# [Records supplied]
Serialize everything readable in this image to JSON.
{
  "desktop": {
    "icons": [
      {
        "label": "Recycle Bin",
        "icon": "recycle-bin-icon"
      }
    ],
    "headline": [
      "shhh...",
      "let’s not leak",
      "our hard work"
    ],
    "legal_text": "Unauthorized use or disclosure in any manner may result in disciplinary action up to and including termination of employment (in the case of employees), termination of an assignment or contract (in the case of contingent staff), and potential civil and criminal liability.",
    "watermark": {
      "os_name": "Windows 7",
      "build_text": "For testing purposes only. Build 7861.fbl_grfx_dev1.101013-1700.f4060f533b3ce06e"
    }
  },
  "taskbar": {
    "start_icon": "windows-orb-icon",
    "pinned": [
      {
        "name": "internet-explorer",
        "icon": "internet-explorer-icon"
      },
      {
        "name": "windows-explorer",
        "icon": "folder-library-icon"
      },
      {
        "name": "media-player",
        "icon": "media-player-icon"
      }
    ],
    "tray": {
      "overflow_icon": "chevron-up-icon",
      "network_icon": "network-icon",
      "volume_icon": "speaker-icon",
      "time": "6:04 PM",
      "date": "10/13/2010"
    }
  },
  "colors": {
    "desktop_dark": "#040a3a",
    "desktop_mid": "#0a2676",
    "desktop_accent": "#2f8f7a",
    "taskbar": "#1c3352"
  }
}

# [What the exercise asks]
Return only the number of lines in the data that contain "player".

# [Written solution]
2